Transcribe the entire listing below exactly.

*** Opening of PROVIDED INFORMATION ***

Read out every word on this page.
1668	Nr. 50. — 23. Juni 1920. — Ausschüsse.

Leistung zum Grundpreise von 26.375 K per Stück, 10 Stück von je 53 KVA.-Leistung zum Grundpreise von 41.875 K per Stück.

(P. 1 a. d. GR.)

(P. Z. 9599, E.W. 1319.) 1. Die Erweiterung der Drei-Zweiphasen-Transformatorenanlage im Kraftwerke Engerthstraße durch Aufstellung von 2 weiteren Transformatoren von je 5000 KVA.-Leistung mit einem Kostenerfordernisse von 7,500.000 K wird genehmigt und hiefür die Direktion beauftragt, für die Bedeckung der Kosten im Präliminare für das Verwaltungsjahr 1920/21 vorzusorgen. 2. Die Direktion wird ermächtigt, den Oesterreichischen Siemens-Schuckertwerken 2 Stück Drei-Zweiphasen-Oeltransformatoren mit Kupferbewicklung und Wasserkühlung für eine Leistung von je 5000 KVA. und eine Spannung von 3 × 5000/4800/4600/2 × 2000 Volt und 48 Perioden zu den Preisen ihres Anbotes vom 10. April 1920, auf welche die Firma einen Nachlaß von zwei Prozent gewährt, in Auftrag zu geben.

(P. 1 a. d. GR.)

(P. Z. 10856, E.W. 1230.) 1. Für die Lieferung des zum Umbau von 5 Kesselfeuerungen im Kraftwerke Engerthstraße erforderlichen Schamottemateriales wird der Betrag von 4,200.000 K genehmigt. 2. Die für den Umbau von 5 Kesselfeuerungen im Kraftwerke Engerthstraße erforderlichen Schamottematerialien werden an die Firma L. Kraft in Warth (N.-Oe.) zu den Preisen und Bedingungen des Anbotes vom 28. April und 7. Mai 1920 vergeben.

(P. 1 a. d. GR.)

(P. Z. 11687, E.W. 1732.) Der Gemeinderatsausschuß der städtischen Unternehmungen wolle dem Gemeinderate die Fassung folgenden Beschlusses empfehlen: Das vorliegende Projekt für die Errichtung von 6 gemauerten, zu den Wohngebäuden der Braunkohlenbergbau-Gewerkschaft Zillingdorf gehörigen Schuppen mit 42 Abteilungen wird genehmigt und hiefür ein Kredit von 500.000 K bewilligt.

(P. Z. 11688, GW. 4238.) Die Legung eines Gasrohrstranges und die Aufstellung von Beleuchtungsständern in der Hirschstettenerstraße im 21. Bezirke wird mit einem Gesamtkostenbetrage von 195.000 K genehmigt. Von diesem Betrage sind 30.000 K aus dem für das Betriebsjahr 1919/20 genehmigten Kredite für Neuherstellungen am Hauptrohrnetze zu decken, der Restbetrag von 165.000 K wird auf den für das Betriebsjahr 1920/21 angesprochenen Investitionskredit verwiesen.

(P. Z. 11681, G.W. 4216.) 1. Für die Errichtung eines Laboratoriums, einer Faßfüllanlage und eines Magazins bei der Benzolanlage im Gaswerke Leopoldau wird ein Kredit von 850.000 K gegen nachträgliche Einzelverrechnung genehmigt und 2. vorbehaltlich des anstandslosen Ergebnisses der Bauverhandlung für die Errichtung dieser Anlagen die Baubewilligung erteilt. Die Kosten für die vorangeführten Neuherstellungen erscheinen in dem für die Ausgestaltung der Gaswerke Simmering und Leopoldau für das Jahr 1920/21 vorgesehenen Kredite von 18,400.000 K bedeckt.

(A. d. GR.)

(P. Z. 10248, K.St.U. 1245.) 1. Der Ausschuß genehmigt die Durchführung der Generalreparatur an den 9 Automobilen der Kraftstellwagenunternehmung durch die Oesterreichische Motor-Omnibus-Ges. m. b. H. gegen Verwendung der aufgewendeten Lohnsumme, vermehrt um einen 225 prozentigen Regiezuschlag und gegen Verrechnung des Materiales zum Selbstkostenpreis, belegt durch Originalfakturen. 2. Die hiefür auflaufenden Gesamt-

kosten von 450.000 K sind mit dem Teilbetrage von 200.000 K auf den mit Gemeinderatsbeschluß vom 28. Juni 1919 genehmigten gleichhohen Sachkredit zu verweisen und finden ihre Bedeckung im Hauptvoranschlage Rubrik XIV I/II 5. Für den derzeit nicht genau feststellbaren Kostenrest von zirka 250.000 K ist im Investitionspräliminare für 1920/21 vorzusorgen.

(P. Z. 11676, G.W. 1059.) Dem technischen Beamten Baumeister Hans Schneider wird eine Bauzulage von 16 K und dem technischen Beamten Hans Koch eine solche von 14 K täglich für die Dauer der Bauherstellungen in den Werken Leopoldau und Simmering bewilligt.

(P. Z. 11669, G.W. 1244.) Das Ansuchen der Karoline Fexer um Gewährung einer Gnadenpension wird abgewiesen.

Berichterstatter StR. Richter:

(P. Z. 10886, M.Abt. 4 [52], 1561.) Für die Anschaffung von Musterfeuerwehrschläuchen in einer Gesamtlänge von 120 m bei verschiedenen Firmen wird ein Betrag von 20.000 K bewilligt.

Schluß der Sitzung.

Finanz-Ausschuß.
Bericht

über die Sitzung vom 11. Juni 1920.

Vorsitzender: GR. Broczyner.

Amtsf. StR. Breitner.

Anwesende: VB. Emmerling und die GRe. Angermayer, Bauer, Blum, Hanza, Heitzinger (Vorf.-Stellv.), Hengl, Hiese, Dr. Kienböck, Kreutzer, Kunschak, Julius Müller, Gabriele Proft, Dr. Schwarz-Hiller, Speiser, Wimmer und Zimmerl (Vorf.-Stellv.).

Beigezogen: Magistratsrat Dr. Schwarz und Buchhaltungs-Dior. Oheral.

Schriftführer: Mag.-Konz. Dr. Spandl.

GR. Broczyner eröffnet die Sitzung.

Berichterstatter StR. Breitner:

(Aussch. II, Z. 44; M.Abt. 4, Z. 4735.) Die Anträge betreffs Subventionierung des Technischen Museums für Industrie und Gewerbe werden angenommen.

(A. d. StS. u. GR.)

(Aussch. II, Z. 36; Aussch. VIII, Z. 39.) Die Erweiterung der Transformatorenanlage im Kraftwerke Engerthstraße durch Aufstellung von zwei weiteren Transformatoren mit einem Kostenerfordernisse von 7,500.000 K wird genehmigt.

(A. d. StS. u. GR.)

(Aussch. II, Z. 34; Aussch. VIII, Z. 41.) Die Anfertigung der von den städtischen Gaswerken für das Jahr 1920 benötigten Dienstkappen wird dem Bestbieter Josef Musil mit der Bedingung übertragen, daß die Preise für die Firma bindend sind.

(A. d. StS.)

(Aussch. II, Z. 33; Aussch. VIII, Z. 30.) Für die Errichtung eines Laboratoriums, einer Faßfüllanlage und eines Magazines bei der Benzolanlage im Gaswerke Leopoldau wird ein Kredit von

*** Close of PROVIDED INFORMATION ***

**WRITTEN ANSWER**.
Read out every word on this page.
1668	Nr. 50. — 23. Juni 1920. — Ausschüsse.

Leistung zum Grundpreise von 26.375 K per Stück, 10 Stück von je 53 KVA.-Leistung zum Grundpreise von 41.875 K per Stück.

(P. 1 a. d. GR.)

(P. Z. 9599, E.W. 1319.) 1. Die Erweiterung der Drei-Zweiphasen-Transformatorenanlage im Kraftwerke Engerthstraße durch Aufstellung von 2 weiteren Transformatoren von je 5000 KVA.-Leistung mit einem Kostenerfordernisse von 7,500.000 K wird genehmigt und hiefür die Direktion beauftragt, für die Bedeckung der Kosten im Präliminare für das Verwaltungsjahr 1920/21 vorzusorgen. 2. Die Direktion wird ermächtigt, den Oesterreichischen Siemens-Schuckertwerken 2 Stück Drei-Zweiphasen-Oeltransformatoren mit Kupferbewicklung und Wasserkühlung für eine Leistung von je 5000 KVA. und eine Spannung von 3 × 5000/4800/4600/2 × 2000 Volt und 48 Perioden zu den Preisen ihres Anbotes vom 10. April 1920, auf welche die Firma einen Nachlaß von zwei Prozent gewährt, in Auftrag zu geben.

(P. 1 a. d. GR.)

(P. Z. 10856, E.W. 1230.) 1. Für die Lieferung des zum Umbau von 5 Kesselfeuerungen im Kraftwerke Engerthstraße erforderlichen Schamottemateriales wird der Betrag von 4,200.000 K genehmigt. 2. Die für den Umbau von 5 Kesselfeuerungen im Kraftwerke Engerthstraße erforderlichen Schamottematerialien werden an die Firma L. Kraft in Warth (N.-Oe.) zu den Preisen und Bedingungen des Anbotes vom 28. April und 7. Mai 1920 vergeben.

(P. 1 a. d. GR.)

(P. Z. 11687, E.W. 1732.) Der Gemeinderatsausschuß der städtischen Unternehmungen wolle dem Gemeinderate die Fassung folgenden Beschlusses empfehlen: Das vorliegende Projekt für die Errichtung von 6 gemauerten, zu den Wohngebäuden der Braunkohlenbergbau-Gewerkschaft Zillingdorf gehörigen Schuppen mit 42 Abteilungen wird genehmigt und hiefür ein Kredit von 500.000 K bewilligt.

(P. Z. 11688, GW. 4238.) Die Legung eines Gasrohrstranges und die Aufstellung von Beleuchtungsständern in der Hirschstettenerstraße im 21. Bezirke wird mit einem Gesamtkostenbetrage von 195.000 K genehmigt. Von diesem Betrage sind 30.000 K aus dem für das Betriebsjahr 1919/20 genehmigten Kredite für Neuherstellungen am Hauptrohrnetze zu decken, der Restbetrag von 165.000 K wird auf den für das Betriebsjahr 1920/21 angesprochenen Investitionskredit verwiesen.

(P. Z. 11681, G.W. 4216.) 1. Für die Errichtung eines Laboratoriums, einer Faßfüllanlage und eines Magazins bei der Benzolanlage im Gaswerke Leopoldau wird ein Kredit von 850.000 K gegen nachträgliche Einzelverrechnung genehmigt und 2. vorbehaltlich des anstandslosen Ergebnisses der Bauverhandlung für die Errichtung dieser Anlagen die Baubewilligung erteilt. Die Kosten für die vorangeführten Neuherstellungen erscheinen in dem für die Ausgestaltung der Gaswerke Simmering und Leopoldau für das Jahr 1920/21 vorgesehenen Kredite von 18,400.000 K bedeckt.

(A. d. GR.)

(P. Z. 10248, K.St.U. 1245.) 1. Der Ausschuß genehmigt die Durchführung der Generalreparatur an den 9 Automobilen der Kraftstellwagenunternehmung durch die Oesterreichische Motor-Omnibus-Ges. m. b. H. gegen Verwendung der aufgewendeten Lohnsumme, vermehrt um einen 225 prozentigen Regiezuschlag und gegen Verrechnung des Materiales zum Selbstkostenpreis, belegt durch Originalfakturen. 2. Die hiefür auflaufenden Gesamt-

kosten von 450.000 K sind mit dem Teilbetrage von 200.000 K auf den mit Gemeinderatsbeschluß vom 28. Juni 1919 genehmigten gleichhohen Sachkredit zu verweisen und finden ihre Bedeckung im Hauptvoranschlage Rubrik XIV I/II 5. Für den derzeit nicht genau feststellbaren Kostenrest von zirka 250.000 K ist im Investitionspräliminare für 1920/21 vorzusorgen.

(P. Z. 11676, G.W. 1059.) Dem technischen Beamten Baumeister Hans Schneider wird eine Bauzulage von 16 K und dem technischen Beamten Hans Koch eine solche von 14 K täglich für die Dauer der Bauherstellungen in den Werken Leopoldau und Simmering bewilligt.

(P. Z. 11669, G.W. 1244.) Das Ansuchen der Karoline Fexer um Gewährung einer Gnadenpension wird abgewiesen.

Berichterstatter StR. Richter:

(P. Z. 10886, M.Abt. 4 [52], 1561.) Für die Anschaffung von Musterfeuerwehrschläuchen in einer Gesamtlänge von 120 m bei verschiedenen Firmen wird ein Betrag von 20.000 K bewilligt.

Schluß der Sitzung.

Finanz-Ausschuß.
Bericht

über die Sitzung vom 11. Juni 1920.

Vorsitzender: GR. Broczyner.

Amtsf. StR. Breitner.

Anwesende: VB. Emmerling und die GRe. Angermayer, Bauer, Blum, Hanza, Heitzinger (Vorf.-Stellv.), Hengl, Hiese, Dr. Kienböck, Kreutzer, Kunschak, Julius Müller, Gabriele Proft, Dr. Schwarz-Hiller, Speiser, Wimmer und Zimmerl (Vorf.-Stellv.).

Beigezogen: Magistratsrat Dr. Schwarz und Buchhaltungs-Dior. Oheral.

Schriftführer: Mag.-Konz. Dr. Spandl.

GR. Broczyner eröffnet die Sitzung.

Berichterstatter StR. Breitner:

(Aussch. II, Z. 44; M.Abt. 4, Z. 4735.) Die Anträge betreffs Subventionierung des Technischen Museums für Industrie und Gewerbe werden angenommen.

(A. d. StS. u. GR.)

(Aussch. II, Z. 36; Aussch. VIII, Z. 39.) Die Erweiterung der Transformatorenanlage im Kraftwerke Engerthstraße durch Aufstellung von zwei weiteren Transformatoren mit einem Kostenerfordernisse von 7,500.000 K wird genehmigt.

(A. d. StS. u. GR.)

(Aussch. II, Z. 34; Aussch. VIII, Z. 41.) Die Anfertigung der von den städtischen Gaswerken für das Jahr 1920 benötigten Dienstkappen wird dem Bestbieter Josef Musil mit der Bedingung übertragen, daß die Preise für die Firma bindend sind.

(A. d. StS.)

(Aussch. II, Z. 33; Aussch. VIII, Z. 30.) Für die Errichtung eines Laboratoriums, einer Faßfüllanlage und eines Magazines bei der Benzolanlage im Gaswerke Leopoldau wird ein Kredit von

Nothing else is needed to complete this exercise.